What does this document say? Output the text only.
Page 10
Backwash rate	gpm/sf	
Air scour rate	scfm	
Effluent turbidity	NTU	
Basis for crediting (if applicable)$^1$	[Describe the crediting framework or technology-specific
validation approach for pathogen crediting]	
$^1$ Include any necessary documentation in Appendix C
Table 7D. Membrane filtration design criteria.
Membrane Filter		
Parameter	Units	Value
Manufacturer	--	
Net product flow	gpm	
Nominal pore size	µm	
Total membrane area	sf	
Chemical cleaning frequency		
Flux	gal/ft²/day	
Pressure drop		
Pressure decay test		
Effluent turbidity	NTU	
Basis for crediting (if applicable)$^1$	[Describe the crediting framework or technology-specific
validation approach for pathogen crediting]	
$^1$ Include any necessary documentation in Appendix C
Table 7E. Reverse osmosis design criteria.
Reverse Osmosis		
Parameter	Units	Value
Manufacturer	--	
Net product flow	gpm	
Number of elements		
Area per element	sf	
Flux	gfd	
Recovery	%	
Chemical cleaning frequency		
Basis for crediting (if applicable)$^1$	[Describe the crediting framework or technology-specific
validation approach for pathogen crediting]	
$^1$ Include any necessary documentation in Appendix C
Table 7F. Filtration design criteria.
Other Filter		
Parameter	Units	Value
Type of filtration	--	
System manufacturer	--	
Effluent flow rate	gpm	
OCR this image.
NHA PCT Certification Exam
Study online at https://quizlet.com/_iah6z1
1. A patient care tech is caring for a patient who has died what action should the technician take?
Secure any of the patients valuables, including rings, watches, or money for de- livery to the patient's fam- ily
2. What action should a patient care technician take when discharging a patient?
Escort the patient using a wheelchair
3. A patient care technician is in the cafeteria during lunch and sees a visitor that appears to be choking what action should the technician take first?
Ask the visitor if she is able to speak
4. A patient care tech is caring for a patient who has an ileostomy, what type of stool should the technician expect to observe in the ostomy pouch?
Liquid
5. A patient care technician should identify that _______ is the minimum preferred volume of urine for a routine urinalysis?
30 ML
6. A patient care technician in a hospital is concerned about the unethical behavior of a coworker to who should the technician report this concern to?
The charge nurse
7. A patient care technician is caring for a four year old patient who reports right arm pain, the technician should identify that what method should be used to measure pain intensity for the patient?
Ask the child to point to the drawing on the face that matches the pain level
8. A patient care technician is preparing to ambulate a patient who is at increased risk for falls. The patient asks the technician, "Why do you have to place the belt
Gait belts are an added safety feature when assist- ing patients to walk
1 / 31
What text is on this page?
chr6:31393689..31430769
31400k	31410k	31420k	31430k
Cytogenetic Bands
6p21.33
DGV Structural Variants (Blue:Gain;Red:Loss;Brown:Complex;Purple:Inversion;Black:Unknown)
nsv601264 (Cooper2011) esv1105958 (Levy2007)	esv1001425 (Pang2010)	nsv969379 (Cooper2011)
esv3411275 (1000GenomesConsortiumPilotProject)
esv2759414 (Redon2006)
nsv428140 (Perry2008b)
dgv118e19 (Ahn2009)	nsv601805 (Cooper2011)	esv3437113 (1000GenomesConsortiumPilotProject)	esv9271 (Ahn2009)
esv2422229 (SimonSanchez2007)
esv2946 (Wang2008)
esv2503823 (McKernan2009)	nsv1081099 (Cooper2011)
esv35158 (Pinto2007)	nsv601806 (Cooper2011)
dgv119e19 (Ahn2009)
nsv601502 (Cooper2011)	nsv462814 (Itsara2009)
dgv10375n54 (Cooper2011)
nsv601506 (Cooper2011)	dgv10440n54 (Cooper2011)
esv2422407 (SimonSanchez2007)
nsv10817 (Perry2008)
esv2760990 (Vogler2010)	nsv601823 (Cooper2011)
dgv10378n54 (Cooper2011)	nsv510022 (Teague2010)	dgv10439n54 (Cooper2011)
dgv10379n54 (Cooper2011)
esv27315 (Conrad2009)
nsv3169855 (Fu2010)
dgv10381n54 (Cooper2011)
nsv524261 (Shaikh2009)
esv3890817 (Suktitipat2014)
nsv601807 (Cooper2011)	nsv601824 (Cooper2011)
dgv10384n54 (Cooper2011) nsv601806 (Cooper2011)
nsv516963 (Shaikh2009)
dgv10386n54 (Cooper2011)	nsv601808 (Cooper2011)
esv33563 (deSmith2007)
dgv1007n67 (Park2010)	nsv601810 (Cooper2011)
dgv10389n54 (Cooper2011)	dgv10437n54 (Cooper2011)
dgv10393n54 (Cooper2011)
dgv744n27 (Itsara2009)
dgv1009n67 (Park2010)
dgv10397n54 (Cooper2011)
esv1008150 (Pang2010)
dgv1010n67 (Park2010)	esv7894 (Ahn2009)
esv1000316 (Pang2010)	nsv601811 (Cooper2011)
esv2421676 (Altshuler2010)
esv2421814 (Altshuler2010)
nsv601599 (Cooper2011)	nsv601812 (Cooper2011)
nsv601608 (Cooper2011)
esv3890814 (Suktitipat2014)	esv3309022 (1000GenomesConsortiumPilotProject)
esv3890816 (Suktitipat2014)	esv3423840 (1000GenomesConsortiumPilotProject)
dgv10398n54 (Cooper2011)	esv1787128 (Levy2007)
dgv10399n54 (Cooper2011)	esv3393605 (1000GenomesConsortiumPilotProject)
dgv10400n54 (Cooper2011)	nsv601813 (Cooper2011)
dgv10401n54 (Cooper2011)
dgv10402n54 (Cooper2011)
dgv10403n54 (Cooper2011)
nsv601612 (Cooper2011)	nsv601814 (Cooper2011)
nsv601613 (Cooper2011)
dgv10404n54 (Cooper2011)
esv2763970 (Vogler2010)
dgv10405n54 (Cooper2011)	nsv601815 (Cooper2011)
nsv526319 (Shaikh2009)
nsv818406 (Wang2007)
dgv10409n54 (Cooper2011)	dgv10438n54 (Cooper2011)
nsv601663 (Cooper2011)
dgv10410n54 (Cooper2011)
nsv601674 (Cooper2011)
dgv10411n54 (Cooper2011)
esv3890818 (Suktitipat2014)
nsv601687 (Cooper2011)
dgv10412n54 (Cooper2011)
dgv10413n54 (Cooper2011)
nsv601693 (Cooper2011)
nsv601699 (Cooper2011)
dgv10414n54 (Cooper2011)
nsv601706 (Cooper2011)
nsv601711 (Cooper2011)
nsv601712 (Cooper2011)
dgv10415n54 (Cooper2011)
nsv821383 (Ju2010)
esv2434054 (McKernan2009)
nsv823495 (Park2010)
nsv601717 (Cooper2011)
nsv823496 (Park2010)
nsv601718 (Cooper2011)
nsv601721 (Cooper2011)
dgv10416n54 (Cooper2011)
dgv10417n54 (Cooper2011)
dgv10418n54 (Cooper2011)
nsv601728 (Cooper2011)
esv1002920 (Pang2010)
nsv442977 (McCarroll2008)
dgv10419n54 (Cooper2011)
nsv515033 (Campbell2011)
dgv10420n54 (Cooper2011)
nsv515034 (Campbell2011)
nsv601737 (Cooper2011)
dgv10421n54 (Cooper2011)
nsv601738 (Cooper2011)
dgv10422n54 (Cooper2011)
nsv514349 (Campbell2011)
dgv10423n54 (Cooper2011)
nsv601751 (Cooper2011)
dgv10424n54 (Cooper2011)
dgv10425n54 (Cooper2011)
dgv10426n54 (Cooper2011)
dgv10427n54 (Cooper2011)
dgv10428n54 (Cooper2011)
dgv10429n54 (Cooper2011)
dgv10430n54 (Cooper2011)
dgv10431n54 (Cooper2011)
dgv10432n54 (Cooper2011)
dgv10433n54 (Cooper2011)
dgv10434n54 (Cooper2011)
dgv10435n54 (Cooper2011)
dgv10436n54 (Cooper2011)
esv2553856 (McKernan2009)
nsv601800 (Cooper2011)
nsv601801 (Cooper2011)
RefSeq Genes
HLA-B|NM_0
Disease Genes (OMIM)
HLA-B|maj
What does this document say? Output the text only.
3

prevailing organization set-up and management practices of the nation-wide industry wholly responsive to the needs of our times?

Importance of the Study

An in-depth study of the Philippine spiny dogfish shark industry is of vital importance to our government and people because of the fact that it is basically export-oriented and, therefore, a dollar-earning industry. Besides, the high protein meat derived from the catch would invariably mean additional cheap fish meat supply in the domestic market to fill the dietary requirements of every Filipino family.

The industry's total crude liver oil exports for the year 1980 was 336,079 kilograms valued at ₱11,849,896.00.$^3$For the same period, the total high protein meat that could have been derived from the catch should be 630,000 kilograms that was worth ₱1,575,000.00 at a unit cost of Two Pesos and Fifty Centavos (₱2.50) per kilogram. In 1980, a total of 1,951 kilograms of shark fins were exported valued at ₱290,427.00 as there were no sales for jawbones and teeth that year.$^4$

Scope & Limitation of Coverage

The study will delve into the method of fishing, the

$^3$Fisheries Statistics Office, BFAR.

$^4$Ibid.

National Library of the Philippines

### [WORK INSTRUCTIONS]
In the material above, find every line that has the string "year" and pull those lines out.

### [EXERCISE SOLUTION]
7. A patient care technician is caring for a four year old patient who reports right arm pain, the technician should identify that what method should be used to measure pain intensity for the patient?
The industry's total crude liver oil exports for the year 1980 was 336,079 kilograms valued at ₱11,849,896.00.$^3$For the same period, the total high protein meat that could have been derived from the catch should be 630,000 kilograms that was worth ₱1,575,000.00 at a unit cost of Two Pesos and Fifty Centavos (₱2.50) per kilogram. In 1980, a total of 1,951 kilograms of shark fins were exported valued at ₱290,427.00 as there were no sales for jawbones and teeth that year.$^4$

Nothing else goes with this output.